Exercise aim: Reproduce the listing below in full and without alteration, apart from its pictures.

Provided data:
------------------------------------

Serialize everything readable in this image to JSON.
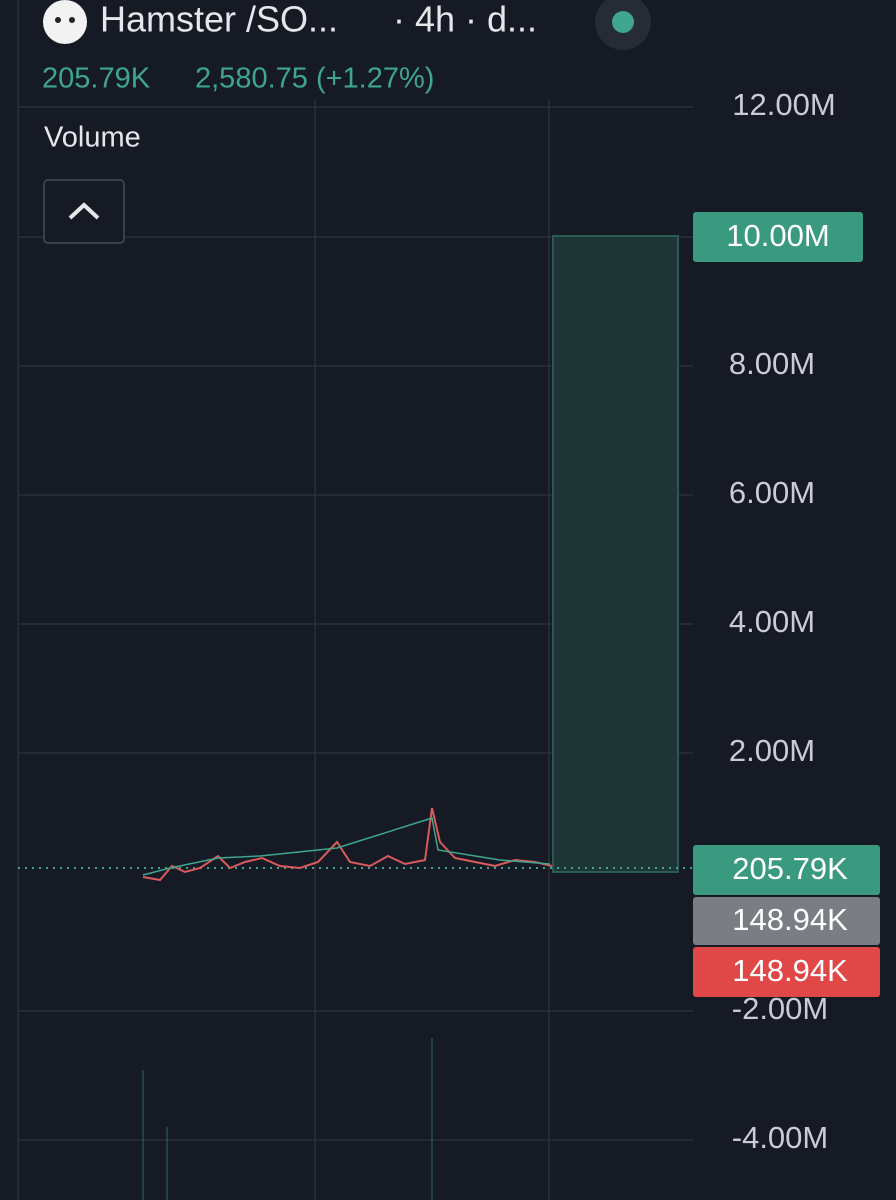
{
  "header": {
    "symbol": "Hamster /SO...",
    "interval": "· 4h · d...",
    "volume": "205.79K",
    "price_change": "2,580.75 (+1.27%)"
  },
  "pane": {
    "title": "Volume"
  },
  "price_axis": {
    "labels": [
      "12.00M",
      "8.00M",
      "6.00M",
      "4.00M",
      "2.00M",
      "-2.00M",
      "-4.00M"
    ]
  },
  "badges": [
    {
      "label": "10.00M"
    },
    {
      "label": "205.79K"
    },
    {
      "label": "148.94K"
    },
    {
      "label": "148.94K"
    }
  ]
}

------------------------------------

Answer for the task:
Serialize everything readable in this image to JSON.
{
  "header": {
    "symbol": "Hamster /SO...",
    "interval": "· 4h · d...",
    "volume": "205.79K",
    "price_change": "2,580.75 (+1.27%)"
  },
  "pane": {
    "title": "Volume"
  },
  "price_axis": {
    "labels": [
      "12.00M",
      "8.00M",
      "6.00M",
      "4.00M",
      "2.00M",
      "-2.00M",
      "-4.00M"
    ]
  },
  "badges": [
    {
      "label": "10.00M"
    },
    {
      "label": "205.79K"
    },
    {
      "label": "148.94K"
    },
    {
      "label": "148.94K"
    }
  ]
}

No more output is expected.